» **Recorded data**

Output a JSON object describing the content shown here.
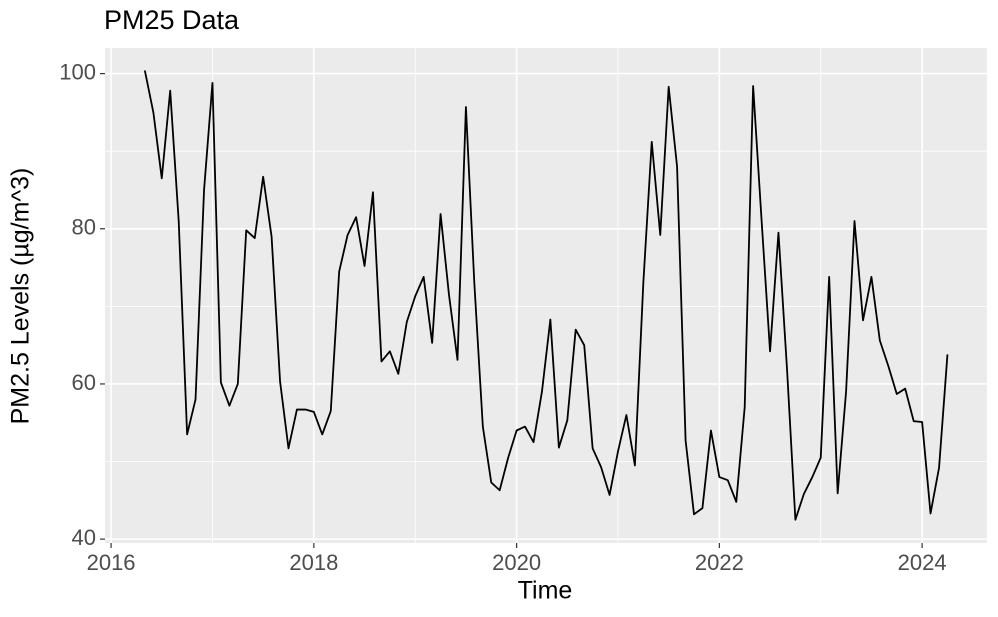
{
  "chart_data": {
    "type": "line",
    "title": "PM25 Data",
    "x_label": "Time",
    "y_label": "PM2.5 Levels (µg/m^3)",
    "x": [
      2016.333,
      2016.417,
      2016.5,
      2016.583,
      2016.667,
      2016.75,
      2016.833,
      2016.917,
      2017.0,
      2017.083,
      2017.167,
      2017.25,
      2017.333,
      2017.417,
      2017.5,
      2017.583,
      2017.667,
      2017.75,
      2017.833,
      2017.917,
      2018.0,
      2018.083,
      2018.167,
      2018.25,
      2018.333,
      2018.417,
      2018.5,
      2018.583,
      2018.667,
      2018.75,
      2018.833,
      2018.917,
      2019.0,
      2019.083,
      2019.167,
      2019.25,
      2019.333,
      2019.417,
      2019.5,
      2019.583,
      2019.667,
      2019.75,
      2019.833,
      2019.917,
      2020.0,
      2020.083,
      2020.167,
      2020.25,
      2020.333,
      2020.417,
      2020.5,
      2020.583,
      2020.667,
      2020.75,
      2020.833,
      2020.917,
      2021.0,
      2021.083,
      2021.167,
      2021.25,
      2021.333,
      2021.417,
      2021.5,
      2021.583,
      2021.667,
      2021.75,
      2021.833,
      2021.917,
      2022.0,
      2022.083,
      2022.167,
      2022.25,
      2022.333,
      2022.417,
      2022.5,
      2022.583,
      2022.667,
      2022.75,
      2022.833,
      2022.917,
      2023.0,
      2023.083,
      2023.167,
      2023.25,
      2023.333,
      2023.417,
      2023.5,
      2023.583,
      2023.667,
      2023.75,
      2023.833,
      2023.917,
      2024.0,
      2024.083,
      2024.167,
      2024.25
    ],
    "series": [
      {
        "name": "PM25",
        "color": "#000000",
        "values": [
          100.4,
          95,
          86.5,
          97.8,
          81,
          53.5,
          58,
          85,
          98.8,
          60.2,
          57.2,
          60,
          79.8,
          78.8,
          86.7,
          79,
          60.3,
          51.7,
          56.7,
          56.7,
          56.4,
          53.5,
          56.5,
          74.5,
          79.2,
          81.5,
          75.2,
          84.7,
          62.9,
          64.2,
          61.3,
          68,
          71.3,
          73.8,
          65.3,
          81.9,
          71.5,
          63.1,
          95.7,
          73,
          54.5,
          47.3,
          46.3,
          50.5,
          54,
          54.5,
          52.5,
          59,
          68.3,
          51.8,
          55.3,
          67,
          65,
          51.7,
          49.3,
          45.7,
          51.3,
          56,
          49.5,
          73,
          91.2,
          79.2,
          98.3,
          88,
          52.7,
          43.2,
          44,
          54,
          48,
          47.6,
          44.8,
          57,
          98.4,
          81,
          64.2,
          79.5,
          62,
          42.5,
          45.8,
          48,
          50.5,
          73.8,
          45.9,
          59,
          81,
          68.2,
          73.8,
          65.6,
          62.3,
          58.7,
          59.4,
          55.2,
          55.1,
          43.3,
          49.2,
          63.8
        ]
      }
    ],
    "xlim": [
      2015.94,
      2024.64
    ],
    "xticks": [
      2016,
      2018,
      2020,
      2022,
      2024
    ],
    "x_minor_ticks": [
      2017,
      2019,
      2021,
      2023
    ],
    "ylim": [
      39.5,
      103.3
    ],
    "yticks": [
      40,
      60,
      80,
      100
    ],
    "y_minor_ticks": [
      50,
      70,
      90
    ],
    "grid": true
  }
}
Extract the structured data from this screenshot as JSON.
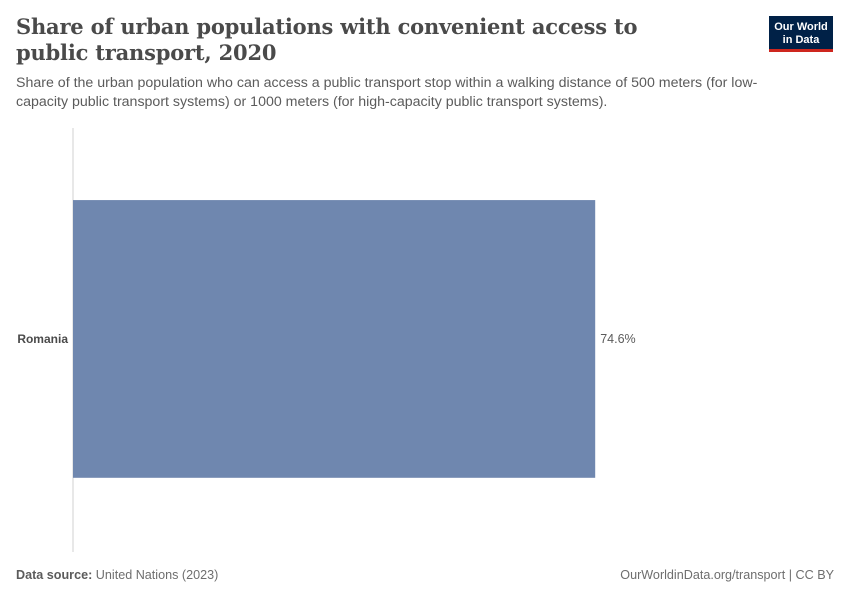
{
  "header": {
    "title": "Share of urban populations with convenient access to public transport, 2020",
    "subtitle": "Share of the urban population who can access a public transport stop within a walking distance of 500 meters (for low-capacity public transport systems) or 1000 meters (for high-capacity public transport systems).",
    "logo_line1": "Our World",
    "logo_line2": "in Data"
  },
  "footer": {
    "source_label": "Data source:",
    "source_value": "United Nations (2023)",
    "link": "OurWorldinData.org/transport | CC BY"
  },
  "chart_data": {
    "type": "bar",
    "orientation": "horizontal",
    "title": "Share of urban populations with convenient access to public transport, 2020",
    "subtitle": "Share of the urban population who can access a public transport stop within a walking distance of 500 meters (for low-capacity public transport systems) or 1000 meters (for high-capacity public transport systems).",
    "categories": [
      "Romania"
    ],
    "values": [
      74.6
    ],
    "value_labels": [
      "74.6%"
    ],
    "unit": "%",
    "xlim": [
      0,
      100
    ],
    "bar_color": "#6f87af",
    "axis_color": "#d0d0d0",
    "grid": false
  }
}
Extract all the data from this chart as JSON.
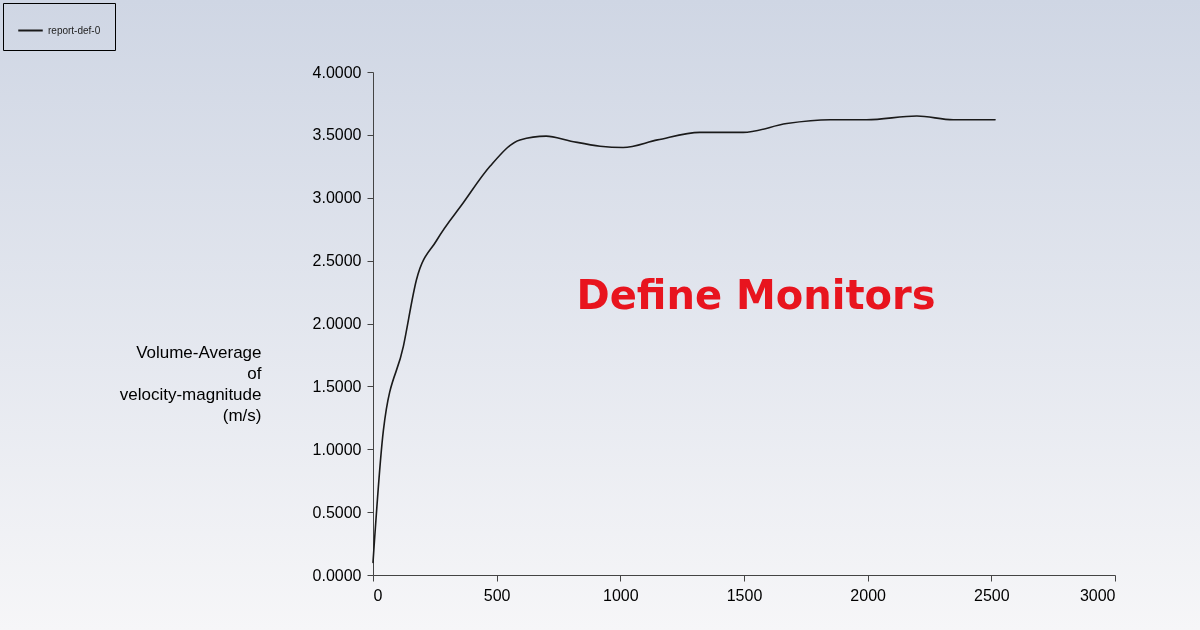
{
  "chart_data": {
    "type": "line",
    "ylabel": "Volume-Average\nof\nvelocity-magnitude\n(m/s)",
    "annotations": [
      "Define Monitors"
    ],
    "x": [
      0,
      42,
      123,
      176,
      257,
      365,
      473,
      594,
      700,
      800,
      918,
      1011,
      1150,
      1322,
      1497,
      1673,
      1848,
      1996,
      2199,
      2346,
      2515
    ],
    "series": [
      {
        "name": "report-def-0",
        "color": "#1a1a1a",
        "values": [
          0.1,
          1.15,
          1.82,
          2.35,
          2.66,
          2.96,
          3.25,
          3.46,
          3.49,
          3.45,
          3.41,
          3.4,
          3.46,
          3.52,
          3.52,
          3.59,
          3.62,
          3.62,
          3.65,
          3.62,
          3.62
        ]
      }
    ],
    "xlim": [
      0,
      3000
    ],
    "xticks": [
      0,
      500,
      1000,
      1500,
      2000,
      2500,
      3000
    ],
    "ylim": [
      0,
      4
    ],
    "yticks": [
      {
        "value": 0,
        "label": "0.0000"
      },
      {
        "value": 0.5,
        "label": "0.5000"
      },
      {
        "value": 1,
        "label": "1.0000"
      },
      {
        "value": 1.5,
        "label": "1.5000"
      },
      {
        "value": 2,
        "label": "2.0000"
      },
      {
        "value": 2.5,
        "label": "2.5000"
      },
      {
        "value": 3,
        "label": "3.0000"
      },
      {
        "value": 3.5,
        "label": "3.5000"
      },
      {
        "value": 4,
        "label": "4.0000"
      }
    ],
    "grid": false,
    "legend": "top left",
    "marker": "none",
    "line_style": "solid"
  }
}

» **Required work**
Every entry must be transcribed exactly. Pictures do not belong in the copy.

» **Complete answer**
Output a JSON object describing the content shown here.
{
  "chart_data": {
    "type": "line",
    "title": "PM25 Data",
    "x_label": "Time",
    "y_label": "PM2.5 Levels (µg/m^3)",
    "x": [
      2016.333,
      2016.417,
      2016.5,
      2016.583,
      2016.667,
      2016.75,
      2016.833,
      2016.917,
      2017.0,
      2017.083,
      2017.167,
      2017.25,
      2017.333,
      2017.417,
      2017.5,
      2017.583,
      2017.667,
      2017.75,
      2017.833,
      2017.917,
      2018.0,
      2018.083,
      2018.167,
      2018.25,
      2018.333,
      2018.417,
      2018.5,
      2018.583,
      2018.667,
      2018.75,
      2018.833,
      2018.917,
      2019.0,
      2019.083,
      2019.167,
      2019.25,
      2019.333,
      2019.417,
      2019.5,
      2019.583,
      2019.667,
      2019.75,
      2019.833,
      2019.917,
      2020.0,
      2020.083,
      2020.167,
      2020.25,
      2020.333,
      2020.417,
      2020.5,
      2020.583,
      2020.667,
      2020.75,
      2020.833,
      2020.917,
      2021.0,
      2021.083,
      2021.167,
      2021.25,
      2021.333,
      2021.417,
      2021.5,
      2021.583,
      2021.667,
      2021.75,
      2021.833,
      2021.917,
      2022.0,
      2022.083,
      2022.167,
      2022.25,
      2022.333,
      2022.417,
      2022.5,
      2022.583,
      2022.667,
      2022.75,
      2022.833,
      2022.917,
      2023.0,
      2023.083,
      2023.167,
      2023.25,
      2023.333,
      2023.417,
      2023.5,
      2023.583,
      2023.667,
      2023.75,
      2023.833,
      2023.917,
      2024.0,
      2024.083,
      2024.167,
      2024.25
    ],
    "series": [
      {
        "name": "PM25",
        "color": "#000000",
        "values": [
          100.4,
          95,
          86.5,
          97.8,
          81,
          53.5,
          58,
          85,
          98.8,
          60.2,
          57.2,
          60,
          79.8,
          78.8,
          86.7,
          79,
          60.3,
          51.7,
          56.7,
          56.7,
          56.4,
          53.5,
          56.5,
          74.5,
          79.2,
          81.5,
          75.2,
          84.7,
          62.9,
          64.2,
          61.3,
          68,
          71.3,
          73.8,
          65.3,
          81.9,
          71.5,
          63.1,
          95.7,
          73,
          54.5,
          47.3,
          46.3,
          50.5,
          54,
          54.5,
          52.5,
          59,
          68.3,
          51.8,
          55.3,
          67,
          65,
          51.7,
          49.3,
          45.7,
          51.3,
          56,
          49.5,
          73,
          91.2,
          79.2,
          98.3,
          88,
          52.7,
          43.2,
          44,
          54,
          48,
          47.6,
          44.8,
          57,
          98.4,
          81,
          64.2,
          79.5,
          62,
          42.5,
          45.8,
          48,
          50.5,
          73.8,
          45.9,
          59,
          81,
          68.2,
          73.8,
          65.6,
          62.3,
          58.7,
          59.4,
          55.2,
          55.1,
          43.3,
          49.2,
          63.8
        ]
      }
    ],
    "xlim": [
      2015.94,
      2024.64
    ],
    "xticks": [
      2016,
      2018,
      2020,
      2022,
      2024
    ],
    "x_minor_ticks": [
      2017,
      2019,
      2021,
      2023
    ],
    "ylim": [
      39.5,
      103.3
    ],
    "yticks": [
      40,
      60,
      80,
      100
    ],
    "y_minor_ticks": [
      50,
      70,
      90
    ],
    "grid": true
  }
}
Extract the structured data from this screenshot as JSON.
{
  "header": {
    "title": "Share of urban populations with convenient access to public transport, 2020",
    "subtitle": "Share of the urban population who can access a public transport stop within a walking distance of 500 meters (for low-capacity public transport systems) or 1000 meters (for high-capacity public transport systems).",
    "logo_line1": "Our World",
    "logo_line2": "in Data"
  },
  "footer": {
    "source_label": "Data source:",
    "source_value": "United Nations (2023)",
    "link": "OurWorldinData.org/transport | CC BY"
  },
  "chart_data": {
    "type": "bar",
    "orientation": "horizontal",
    "title": "Share of urban populations with convenient access to public transport, 2020",
    "subtitle": "Share of the urban population who can access a public transport stop within a walking distance of 500 meters (for low-capacity public transport systems) or 1000 meters (for high-capacity public transport systems).",
    "categories": [
      "Romania"
    ],
    "values": [
      74.6
    ],
    "value_labels": [
      "74.6%"
    ],
    "unit": "%",
    "xlim": [
      0,
      100
    ],
    "bar_color": "#6f87af",
    "axis_color": "#d0d0d0",
    "grid": false
  }
}
Extract all the data from this chart as JSON.
{
  "chart_data": {
    "type": "line",
    "ylabel": "Volume-Average\nof\nvelocity-magnitude\n(m/s)",
    "annotations": [
      "Define Monitors"
    ],
    "x": [
      0,
      42,
      123,
      176,
      257,
      365,
      473,
      594,
      700,
      800,
      918,
      1011,
      1150,
      1322,
      1497,
      1673,
      1848,
      1996,
      2199,
      2346,
      2515
    ],
    "series": [
      {
        "name": "report-def-0",
        "color": "#1a1a1a",
        "values": [
          0.1,
          1.15,
          1.82,
          2.35,
          2.66,
          2.96,
          3.25,
          3.46,
          3.49,
          3.45,
          3.41,
          3.4,
          3.46,
          3.52,
          3.52,
          3.59,
          3.62,
          3.62,
          3.65,
          3.62,
          3.62
        ]
      }
    ],
    "xlim": [
      0,
      3000
    ],
    "xticks": [
      0,
      500,
      1000,
      1500,
      2000,
      2500,
      3000
    ],
    "ylim": [
      0,
      4
    ],
    "yticks": [
      {
        "value": 0,
        "label": "0.0000"
      },
      {
        "value": 0.5,
        "label": "0.5000"
      },
      {
        "value": 1,
        "label": "1.0000"
      },
      {
        "value": 1.5,
        "label": "1.5000"
      },
      {
        "value": 2,
        "label": "2.0000"
      },
      {
        "value": 2.5,
        "label": "2.5000"
      },
      {
        "value": 3,
        "label": "3.0000"
      },
      {
        "value": 3.5,
        "label": "3.5000"
      },
      {
        "value": 4,
        "label": "4.0000"
      }
    ],
    "grid": false,
    "legend": "top left",
    "marker": "none",
    "line_style": "solid"
  }
}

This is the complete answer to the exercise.